▶ _Given exercise_: Omit the pictures and output every entry below exactly as written.
━━ Provided information ━━
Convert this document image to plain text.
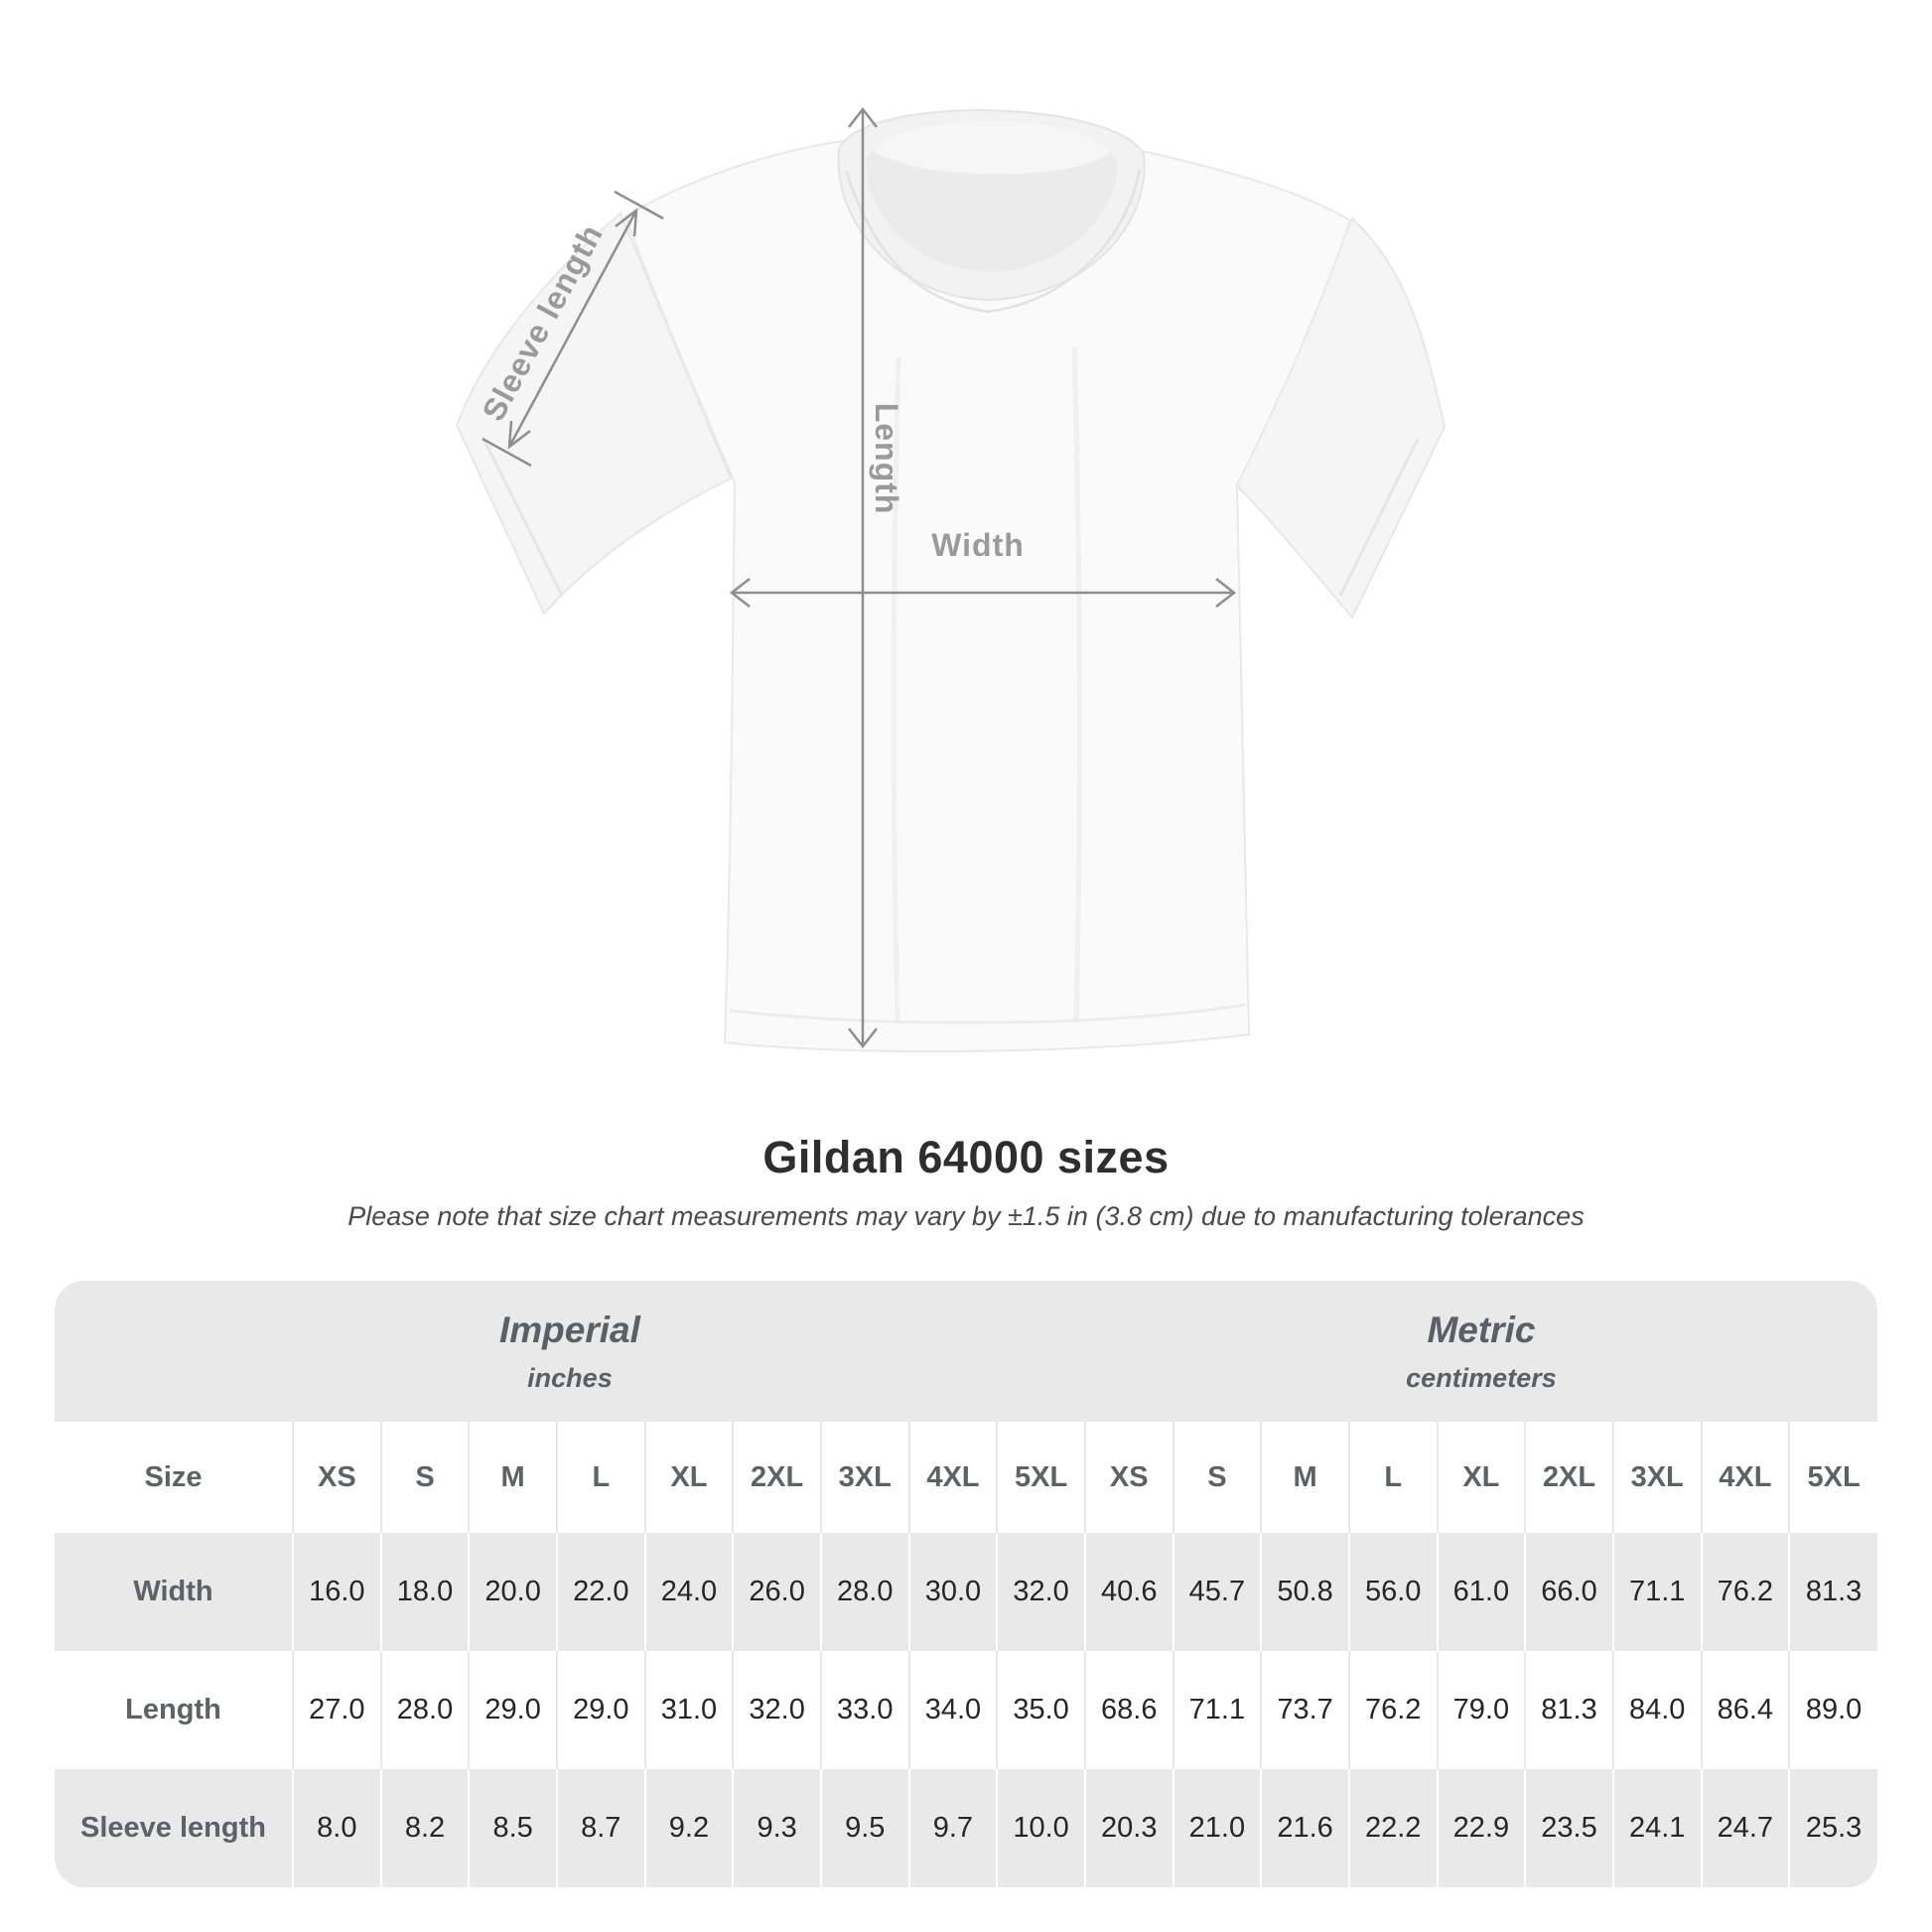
Length
Width
Sleeve length
Gildan 64000 sizes
Please note that size chart measurements may vary by ±1.5 in (3.8 cm) due to manufacturing tolerances
Imperial
inches

Metric
centimeters

Size	XS	S	M	L	XL	2XL	3XL	4XL	5XL	XS	S	M	L	XL	2XL	3XL	4XL	5XL
Width	16.0	18.0	20.0	22.0	24.0	26.0	28.0	30.0	32.0	40.6	45.7	50.8	56.0	61.0	66.0	71.1	76.2	81.3
Length	27.0	28.0	29.0	29.0	31.0	32.0	33.0	34.0	35.0	68.6	71.1	73.7	76.2	79.0	81.3	84.0	86.4	89.0
Sleeve length	8.0	8.2	8.5	8.7	9.2	9.3	9.5	9.7	10.0	20.3	21.0	21.6	22.2	22.9	23.5	24.1	24.7	25.3
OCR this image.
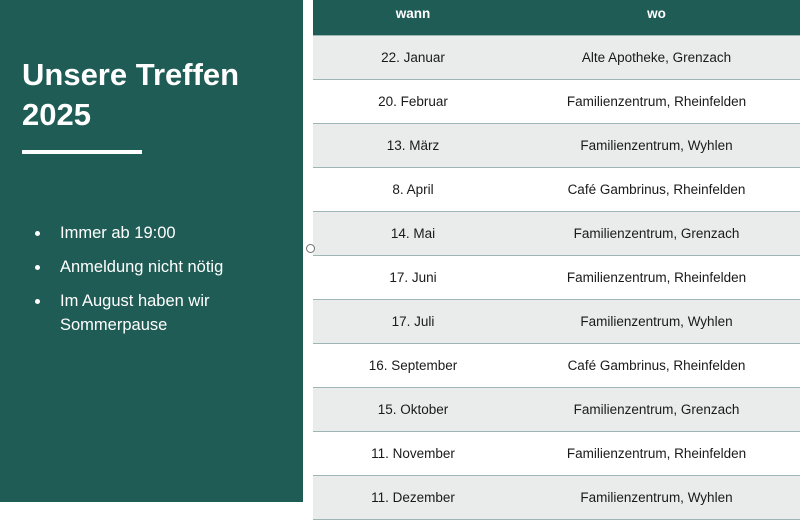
Unsere Treffen 2025
Immer ab 19:00
Anmeldung nicht nötig
Im August haben wir Sommerpause
wann	wo
22. Januar	Alte Apotheke, Grenzach
20. Februar	Familienzentrum, Rheinfelden
13. März	Familienzentrum, Wyhlen
8. April	Café Gambrinus, Rheinfelden
14. Mai	Familienzentrum, Grenzach
17. Juni	Familienzentrum, Rheinfelden
17. Juli	Familienzentrum, Wyhlen
16. September	Café Gambrinus, Rheinfelden
15. Oktober	Familienzentrum, Grenzach
11. November	Familienzentrum, Rheinfelden
11. Dezember	Familienzentrum, Wyhlen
━━━
▶ _Solution to this exercise_:
Convert this document image to plain text.
Length
Width
Sleeve length
Gildan 64000 sizes
Please note that size chart measurements may vary by ±1.5 in (3.8 cm) due to manufacturing tolerances
Imperial
inches

Metric
centimeters

Size	XS	S	M	L	XL	2XL	3XL	4XL	5XL	XS	S	M	L	XL	2XL	3XL	4XL	5XL
Width	16.0	18.0	20.0	22.0	24.0	26.0	28.0	30.0	32.0	40.6	45.7	50.8	56.0	61.0	66.0	71.1	76.2	81.3
Length	27.0	28.0	29.0	29.0	31.0	32.0	33.0	34.0	35.0	68.6	71.1	73.7	76.2	79.0	81.3	84.0	86.4	89.0
Sleeve length	8.0	8.2	8.5	8.7	9.2	9.3	9.5	9.7	10.0	20.3	21.0	21.6	22.2	22.9	23.5	24.1	24.7	25.3
OCR this image.
Unsere Treffen 2025
Immer ab 19:00
Anmeldung nicht nötig
Im August haben wir Sommerpause
wann	wo
22. Januar	Alte Apotheke, Grenzach
20. Februar	Familienzentrum, Rheinfelden
13. März	Familienzentrum, Wyhlen
8. April	Café Gambrinus, Rheinfelden
14. Mai	Familienzentrum, Grenzach
17. Juni	Familienzentrum, Rheinfelden
17. Juli	Familienzentrum, Wyhlen
16. September	Café Gambrinus, Rheinfelden
15. Oktober	Familienzentrum, Grenzach
11. November	Familienzentrum, Rheinfelden
11. Dezember	Familienzentrum, Wyhlen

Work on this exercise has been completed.